Your objective – Filter the records below down to lines containing "ходьба".

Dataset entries

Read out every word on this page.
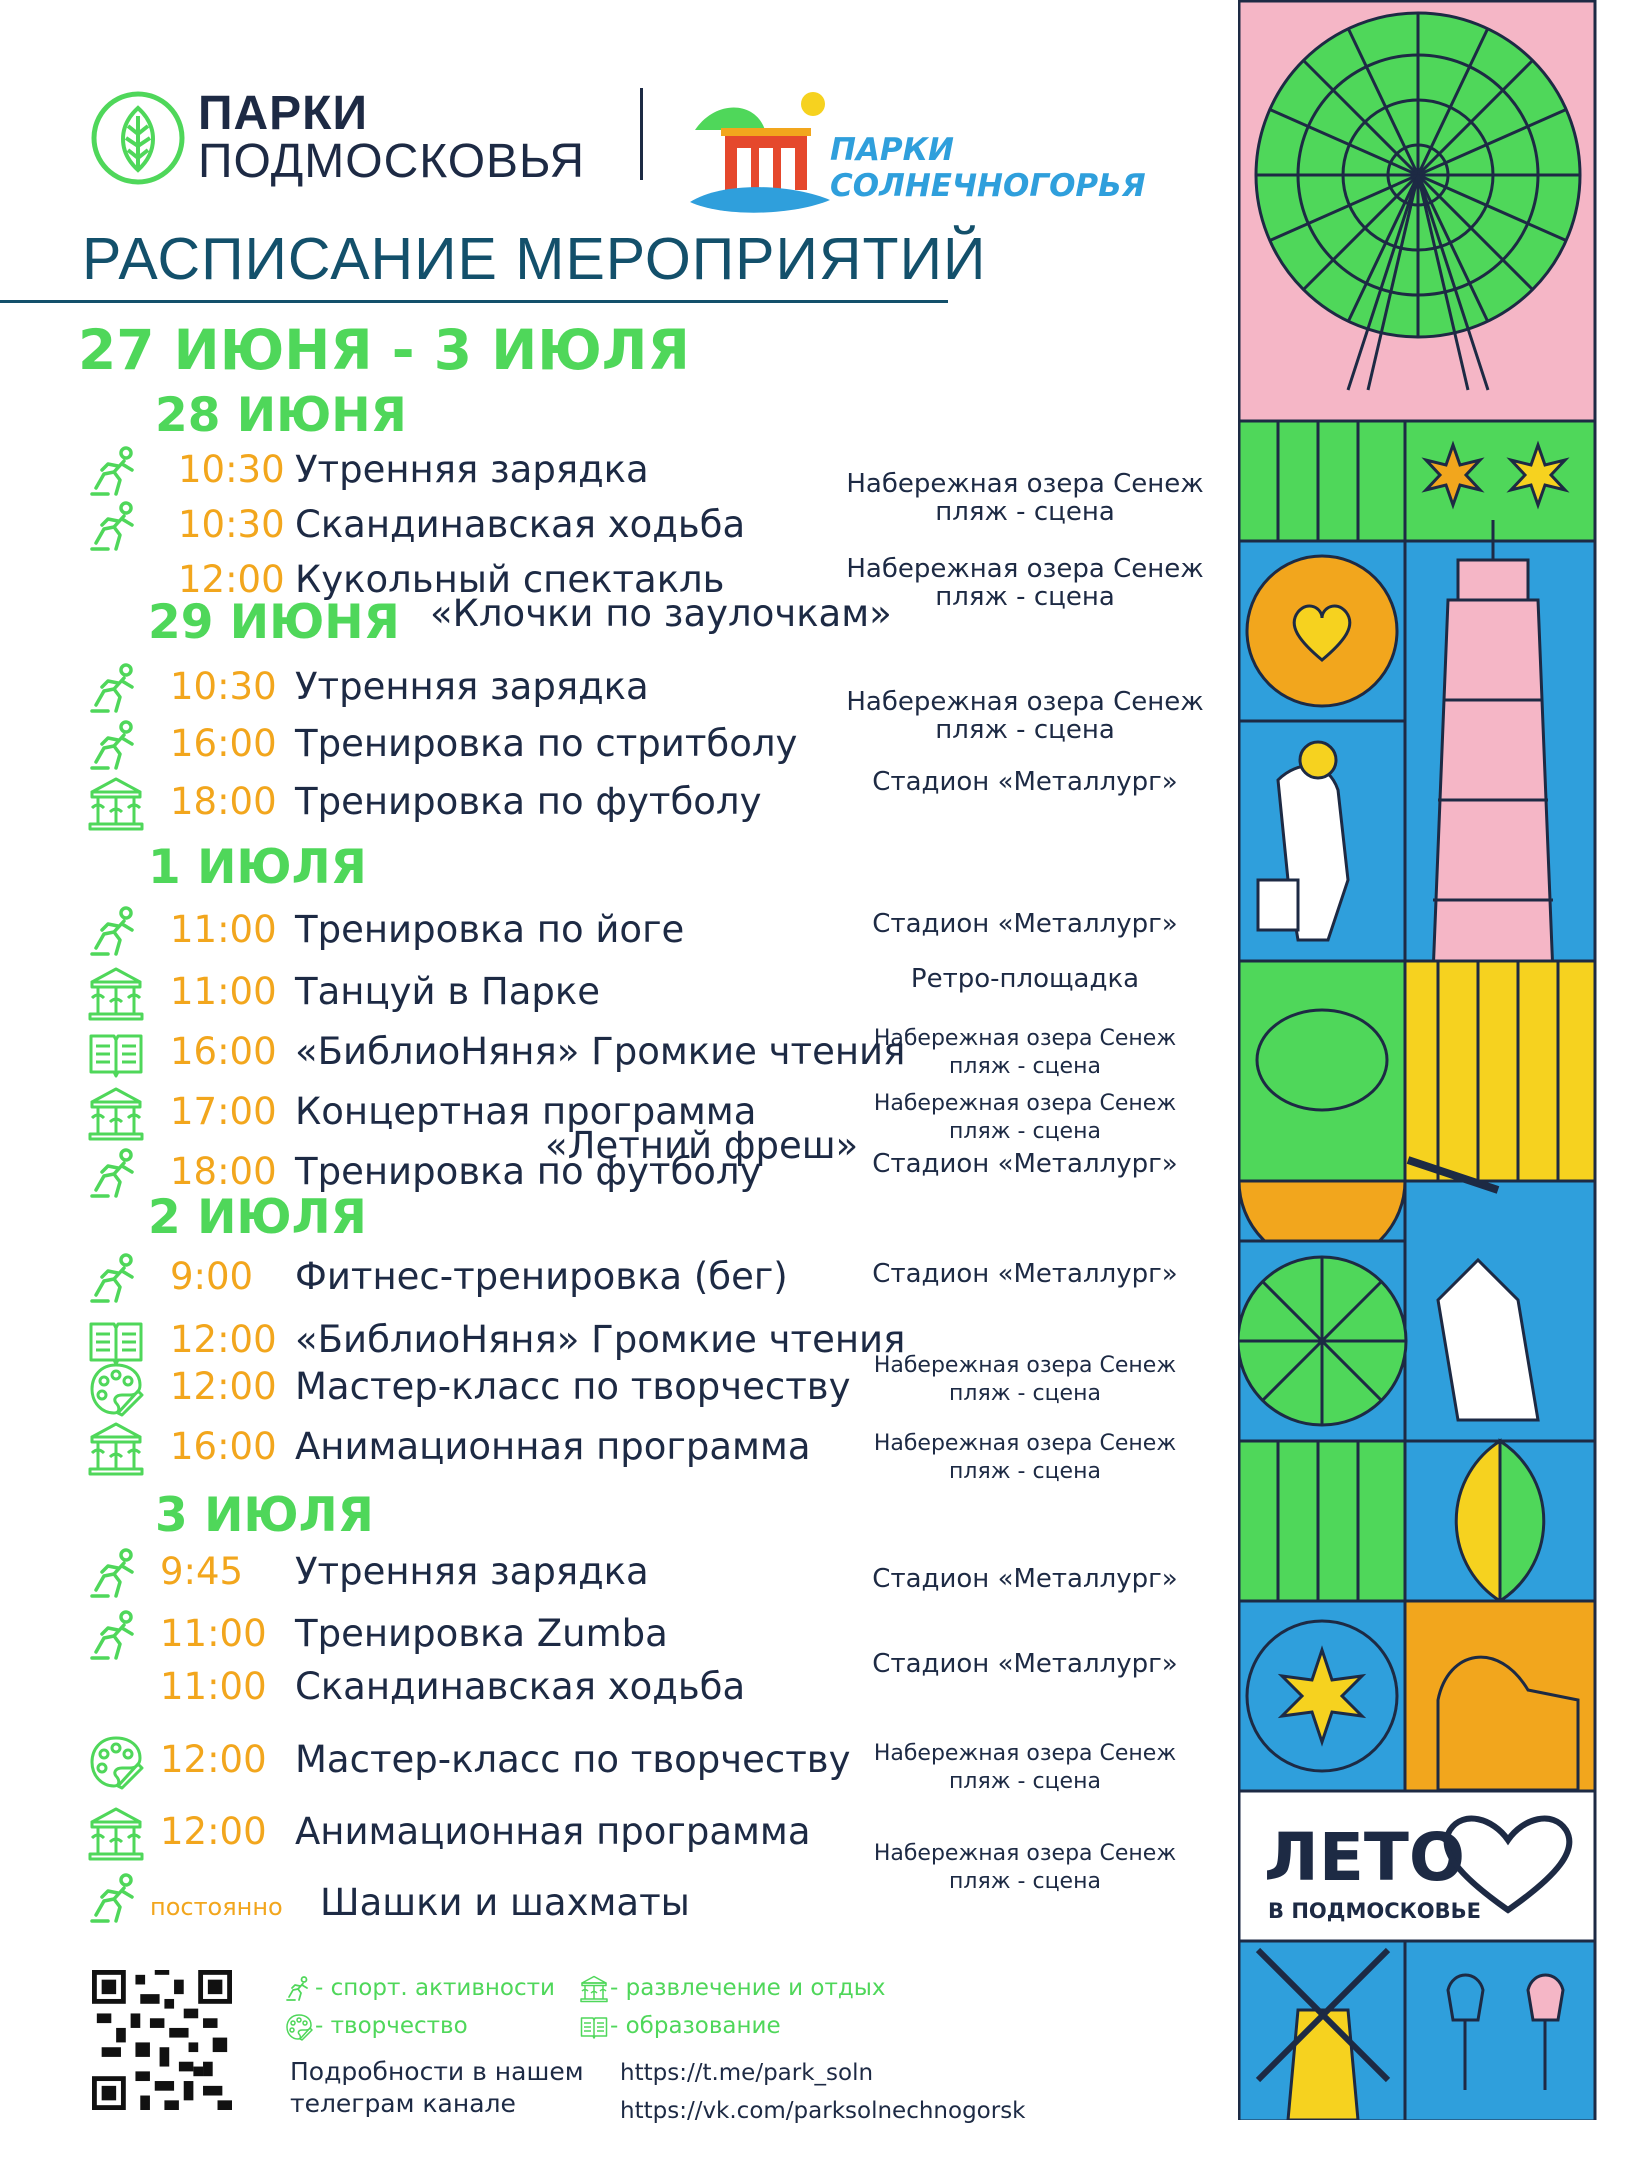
ПАРКИ
ПОДМОСКОВЬЯ	ПАРКИ
СОЛНЕЧНОГОРЬЯ
РАСПИСАНИЕ МЕРОПРИЯТИЙ
27 ИЮНЯ - 3 ИЮЛЯ
28 ИЮНЯ
10:30 Утренняя зарядка
10:30 Скандинавская ходьба
12:00 Кукольный спектакль
«Клочки по заулочкам»
Набережная озера Сенеж
пляж - сцена
Набережная озера Сенеж
пляж - сцена
29 ИЮНЯ
10:30 Утренняя зарядка
16:00 Тренировка по стритболу
18:00 Тренировка по футболу
Набережная озера Сенеж
пляж - сцена
Стадион «Металлург»
1 ИЮЛЯ
11:00 Тренировка по йоге
11:00 Танцуй в Парке
16:00 «БиблиоНяня» Громкие чтения
17:00 Концертная программа
«Летний фреш»
18:00 Тренировка по футболу
Стадион «Металлург»
Ретро-площадка
Набережная озера Сенеж
пляж - сцена
Набережная озера Сенеж
пляж - сцена
Стадион «Металлург»
2 ИЮЛЯ
9:00 Фитнес-тренировка (бег)
12:00 «БиблиоНяня» Громкие чтения
12:00 Мастер-класс по творчеству
16:00 Анимационная программа
Стадион «Металлург»
Набережная озера Сенеж
пляж - сцена
Набережная озера Сенеж
пляж - сцена
3 ИЮЛЯ
9:45 Утренняя зарядка
11:00 Тренировка Zumba
11:00 Скандинавская ходьба
12:00 Мастер-класс по творчеству
12:00 Анимационная программа
постоянно Шашки и шахматы
Стадион «Металлург»
Стадион «Металлург»
Набережная озера Сенеж
пляж - сцена
Набережная озера Сенеж
пляж - сцена
- спорт. активности - развлечение и отдых
- творчество	- образование
Подробности в нашем
телеграм канале
https://t.me/park_soln
https://vk.com/parksolnechnogorsk
ЛЕТО
В ПОДМОСКОВЬЕ
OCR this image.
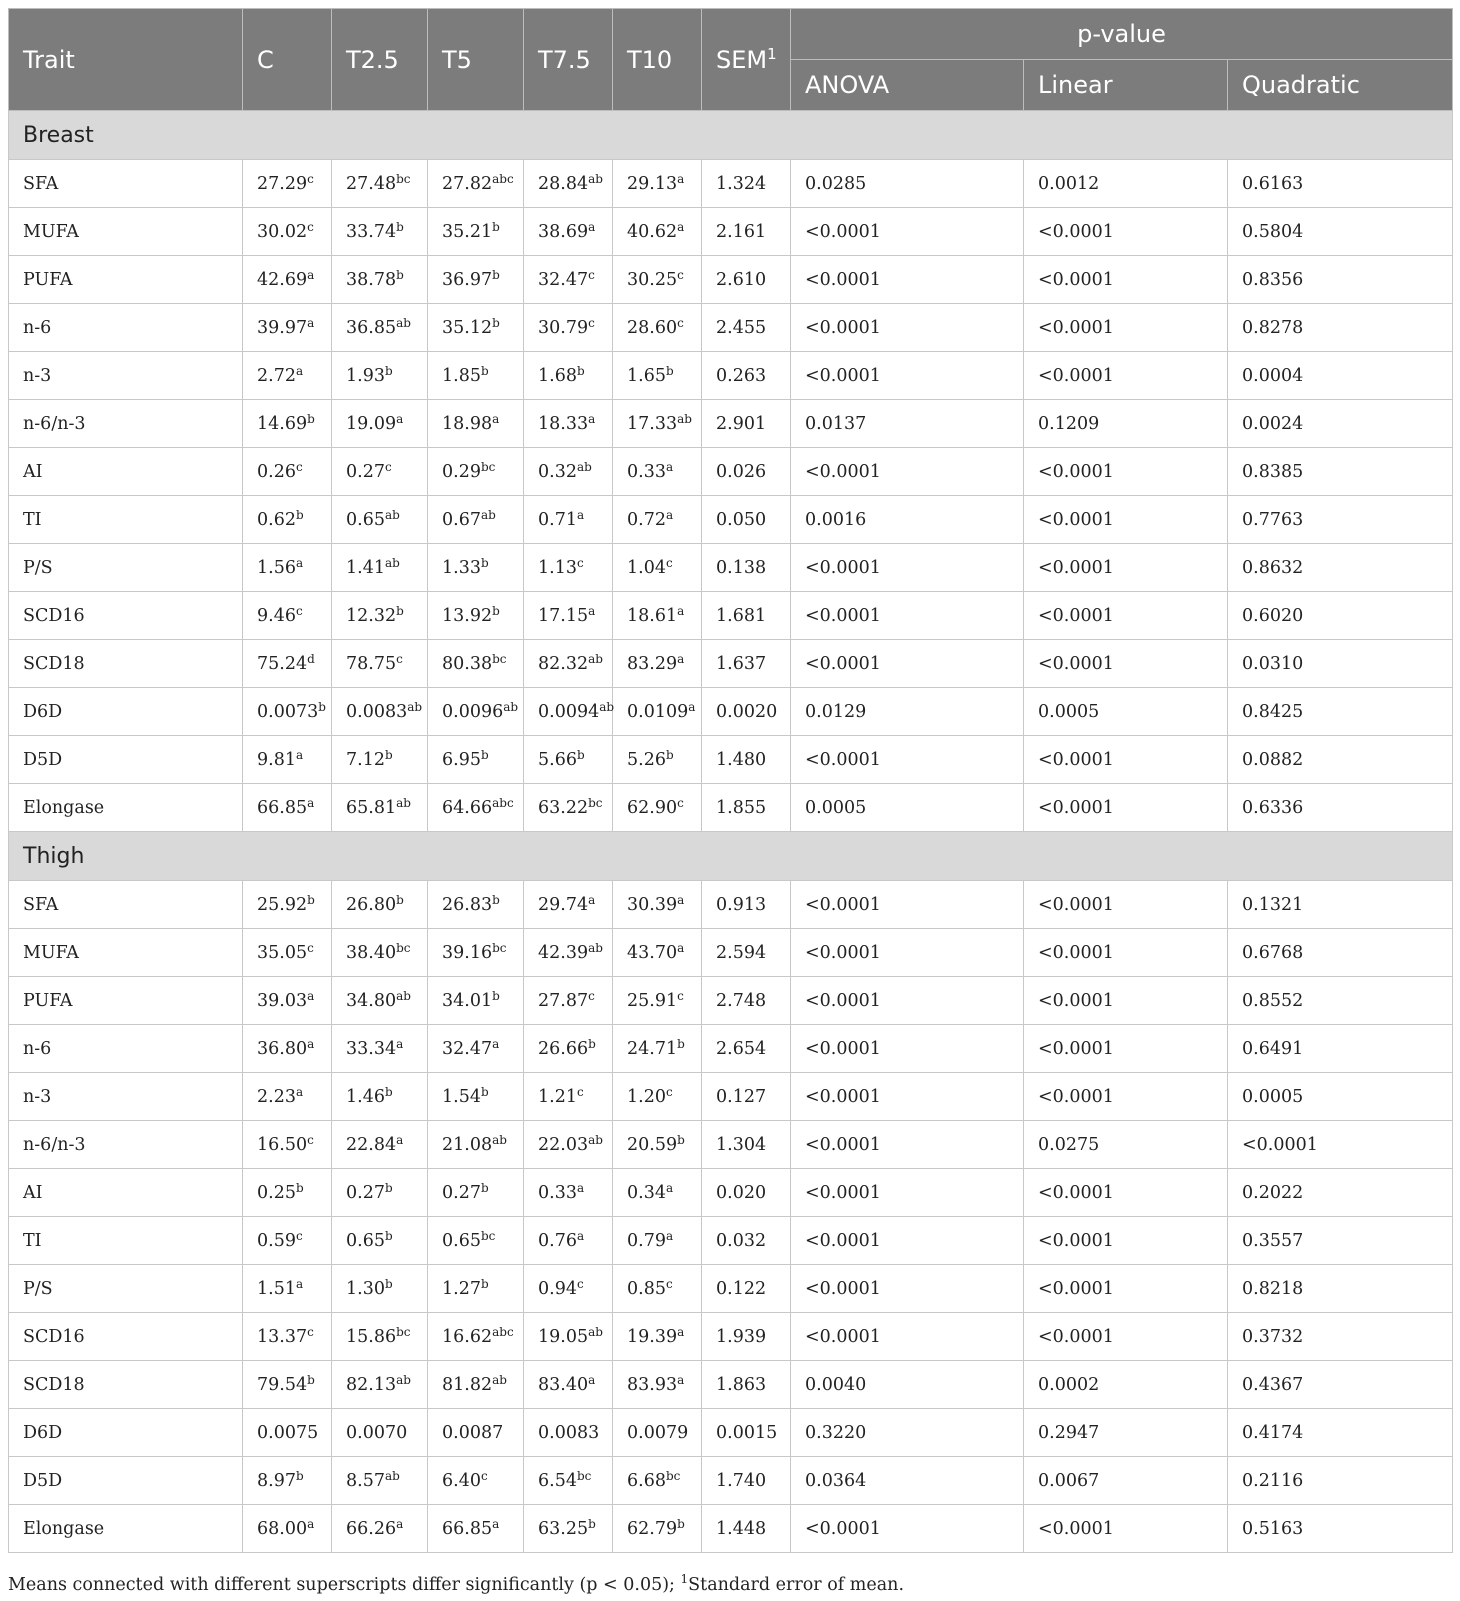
Trait	C	T2.5	T5	T7.5	T10	SEM$^1$	p-value		
							ANOVA	Linear	Quadratic
Breast									
SFA	27.29$^c$	27.48$^{bc}$	27.82$^{abc}$	28.84$^{ab}$	29.13$^a$	1.324	0.0285	0.0012	0.6163
MUFA	30.02$^c$	33.74$^b$	35.21$^b$	38.69$^a$	40.62$^a$	2.161	<0.0001	<0.0001	0.5804
PUFA	42.69$^a$	38.78$^b$	36.97$^b$	32.47$^c$	30.25$^c$	2.610	<0.0001	<0.0001	0.8356
n-6	39.97$^a$	36.85$^{ab}$	35.12$^b$	30.79$^c$	28.60$^c$	2.455	<0.0001	<0.0001	0.8278
n-3	2.72$^a$	1.93$^b$	1.85$^b$	1.68$^b$	1.65$^b$	0.263	<0.0001	<0.0001	0.0004
n-6/n-3	14.69$^b$	19.09$^a$	18.98$^a$	18.33$^a$	17.33$^{ab}$	2.901	0.0137	0.1209	0.0024
AI	0.26$^c$	0.27$^c$	0.29$^{bc}$	0.32$^{ab}$	0.33$^a$	0.026	<0.0001	<0.0001	0.8385
TI	0.62$^b$	0.65$^{ab}$	0.67$^{ab}$	0.71$^a$	0.72$^a$	0.050	0.0016	<0.0001	0.7763
P/S	1.56$^a$	1.41$^{ab}$	1.33$^b$	1.13$^c$	1.04$^c$	0.138	<0.0001	<0.0001	0.8632
SCD16	9.46$^c$	12.32$^b$	13.92$^b$	17.15$^a$	18.61$^a$	1.681	<0.0001	<0.0001	0.6020
SCD18	75.24$^d$	78.75$^c$	80.38$^{bc}$	82.32$^{ab}$	83.29$^a$	1.637	<0.0001	<0.0001	0.0310
D6D	0.0073$^b$	0.0083$^{ab}$	0.0096$^{ab}$	0.0094$^{ab}$	0.0109$^a$	0.0020	0.0129	0.0005	0.8425
D5D	9.81$^a$	7.12$^b$	6.95$^b$	5.66$^b$	5.26$^b$	1.480	<0.0001	<0.0001	0.0882
Elongase	66.85$^a$	65.81$^{ab}$	64.66$^{abc}$	63.22$^{bc}$	62.90$^c$	1.855	0.0005	<0.0001	0.6336
Thigh									
SFA	25.92$^b$	26.80$^b$	26.83$^b$	29.74$^a$	30.39$^a$	0.913	<0.0001	<0.0001	0.1321
MUFA	35.05$^c$	38.40$^{bc}$	39.16$^{bc}$	42.39$^{ab}$	43.70$^a$	2.594	<0.0001	<0.0001	0.6768
PUFA	39.03$^a$	34.80$^{ab}$	34.01$^b$	27.87$^c$	25.91$^c$	2.748	<0.0001	<0.0001	0.8552
n-6	36.80$^a$	33.34$^a$	32.47$^a$	26.66$^b$	24.71$^b$	2.654	<0.0001	<0.0001	0.6491
n-3	2.23$^a$	1.46$^b$	1.54$^b$	1.21$^c$	1.20$^c$	0.127	<0.0001	<0.0001	0.0005
n-6/n-3	16.50$^c$	22.84$^a$	21.08$^{ab}$	22.03$^{ab}$	20.59$^b$	1.304	<0.0001	0.0275	<0.0001
AI	0.25$^b$	0.27$^b$	0.27$^b$	0.33$^a$	0.34$^a$	0.020	<0.0001	<0.0001	0.2022
TI	0.59$^c$	0.65$^b$	0.65$^{bc}$	0.76$^a$	0.79$^a$	0.032	<0.0001	<0.0001	0.3557
P/S	1.51$^a$	1.30$^b$	1.27$^b$	0.94$^c$	0.85$^c$	0.122	<0.0001	<0.0001	0.8218
SCD16	13.37$^c$	15.86$^{bc}$	16.62$^{abc}$	19.05$^{ab}$	19.39$^a$	1.939	<0.0001	<0.0001	0.3732
SCD18	79.54$^b$	82.13$^{ab}$	81.82$^{ab}$	83.40$^a$	83.93$^a$	1.863	0.0040	0.0002	0.4367
D6D	0.0075	0.0070	0.0087	0.0083	0.0079	0.0015	0.3220	0.2947	0.4174
D5D	8.97$^b$	8.57$^{ab}$	6.40$^c$	6.54$^{bc}$	6.68$^{bc}$	1.740	0.0364	0.0067	0.2116
Elongase	68.00$^a$	66.26$^a$	66.85$^a$	63.25$^b$	62.79$^b$	1.448	<0.0001	<0.0001	0.5163
Means connected with different superscripts differ significantly (p < 0.05); $^1$Standard error of mean.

Solution for this problem –
10:30 Скандинавская ходьба
11:00 Скандинавская ходьба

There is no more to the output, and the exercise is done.